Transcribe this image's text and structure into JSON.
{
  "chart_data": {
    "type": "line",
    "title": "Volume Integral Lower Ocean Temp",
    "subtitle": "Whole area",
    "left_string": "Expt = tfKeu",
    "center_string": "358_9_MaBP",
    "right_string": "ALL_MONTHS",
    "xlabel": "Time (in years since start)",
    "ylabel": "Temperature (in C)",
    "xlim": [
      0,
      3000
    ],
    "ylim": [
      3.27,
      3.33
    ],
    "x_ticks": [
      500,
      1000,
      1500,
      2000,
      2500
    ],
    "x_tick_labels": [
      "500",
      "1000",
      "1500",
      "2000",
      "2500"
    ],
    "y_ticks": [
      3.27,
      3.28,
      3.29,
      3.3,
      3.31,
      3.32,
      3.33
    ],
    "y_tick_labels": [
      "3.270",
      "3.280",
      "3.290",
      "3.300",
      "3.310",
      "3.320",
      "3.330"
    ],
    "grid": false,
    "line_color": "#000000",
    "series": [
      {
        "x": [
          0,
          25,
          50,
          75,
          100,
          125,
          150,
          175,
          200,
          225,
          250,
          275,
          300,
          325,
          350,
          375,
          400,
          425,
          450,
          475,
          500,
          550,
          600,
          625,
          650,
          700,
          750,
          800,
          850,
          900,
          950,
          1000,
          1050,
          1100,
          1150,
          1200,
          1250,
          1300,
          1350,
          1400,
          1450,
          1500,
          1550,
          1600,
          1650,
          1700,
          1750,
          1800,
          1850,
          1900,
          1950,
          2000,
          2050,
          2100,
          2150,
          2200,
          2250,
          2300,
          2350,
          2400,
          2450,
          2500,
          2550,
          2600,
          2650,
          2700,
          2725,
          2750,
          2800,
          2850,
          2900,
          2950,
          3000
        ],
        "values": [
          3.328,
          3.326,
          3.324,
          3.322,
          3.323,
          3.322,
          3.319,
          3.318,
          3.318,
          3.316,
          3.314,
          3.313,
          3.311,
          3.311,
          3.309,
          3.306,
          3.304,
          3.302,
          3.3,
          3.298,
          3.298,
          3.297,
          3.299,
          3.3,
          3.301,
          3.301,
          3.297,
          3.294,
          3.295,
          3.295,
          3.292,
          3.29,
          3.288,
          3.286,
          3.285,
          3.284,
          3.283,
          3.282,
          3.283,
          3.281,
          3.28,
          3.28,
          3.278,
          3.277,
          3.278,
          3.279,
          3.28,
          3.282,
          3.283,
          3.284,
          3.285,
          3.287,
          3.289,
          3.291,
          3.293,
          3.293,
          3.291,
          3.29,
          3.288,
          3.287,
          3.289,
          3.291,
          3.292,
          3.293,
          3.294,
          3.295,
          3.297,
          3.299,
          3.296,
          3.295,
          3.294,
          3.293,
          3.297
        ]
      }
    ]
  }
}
○ ○ ○
Return the entries above exactly as they appear.

• _Solution_:
Transcribe this image's text and structure into JSON.
{
  "chart_data": {
    "type": "line",
    "title": "Volume Integral Lower Ocean Temp",
    "subtitle": "Whole area",
    "left_string": "Expt = tfKeu",
    "center_string": "358_9_MaBP",
    "right_string": "ALL_MONTHS",
    "xlabel": "Time (in years since start)",
    "ylabel": "Temperature (in C)",
    "xlim": [
      0,
      3000
    ],
    "ylim": [
      3.27,
      3.33
    ],
    "x_ticks": [
      500,
      1000,
      1500,
      2000,
      2500
    ],
    "x_tick_labels": [
      "500",
      "1000",
      "1500",
      "2000",
      "2500"
    ],
    "y_ticks": [
      3.27,
      3.28,
      3.29,
      3.3,
      3.31,
      3.32,
      3.33
    ],
    "y_tick_labels": [
      "3.270",
      "3.280",
      "3.290",
      "3.300",
      "3.310",
      "3.320",
      "3.330"
    ],
    "grid": false,
    "line_color": "#000000",
    "series": [
      {
        "x": [
          0,
          25,
          50,
          75,
          100,
          125,
          150,
          175,
          200,
          225,
          250,
          275,
          300,
          325,
          350,
          375,
          400,
          425,
          450,
          475,
          500,
          550,
          600,
          625,
          650,
          700,
          750,
          800,
          850,
          900,
          950,
          1000,
          1050,
          1100,
          1150,
          1200,
          1250,
          1300,
          1350,
          1400,
          1450,
          1500,
          1550,
          1600,
          1650,
          1700,
          1750,
          1800,
          1850,
          1900,
          1950,
          2000,
          2050,
          2100,
          2150,
          2200,
          2250,
          2300,
          2350,
          2400,
          2450,
          2500,
          2550,
          2600,
          2650,
          2700,
          2725,
          2750,
          2800,
          2850,
          2900,
          2950,
          3000
        ],
        "values": [
          3.328,
          3.326,
          3.324,
          3.322,
          3.323,
          3.322,
          3.319,
          3.318,
          3.318,
          3.316,
          3.314,
          3.313,
          3.311,
          3.311,
          3.309,
          3.306,
          3.304,
          3.302,
          3.3,
          3.298,
          3.298,
          3.297,
          3.299,
          3.3,
          3.301,
          3.301,
          3.297,
          3.294,
          3.295,
          3.295,
          3.292,
          3.29,
          3.288,
          3.286,
          3.285,
          3.284,
          3.283,
          3.282,
          3.283,
          3.281,
          3.28,
          3.28,
          3.278,
          3.277,
          3.278,
          3.279,
          3.28,
          3.282,
          3.283,
          3.284,
          3.285,
          3.287,
          3.289,
          3.291,
          3.293,
          3.293,
          3.291,
          3.29,
          3.288,
          3.287,
          3.289,
          3.291,
          3.292,
          3.293,
          3.294,
          3.295,
          3.297,
          3.299,
          3.296,
          3.295,
          3.294,
          3.293,
          3.297
        ]
      }
    ]
  }
}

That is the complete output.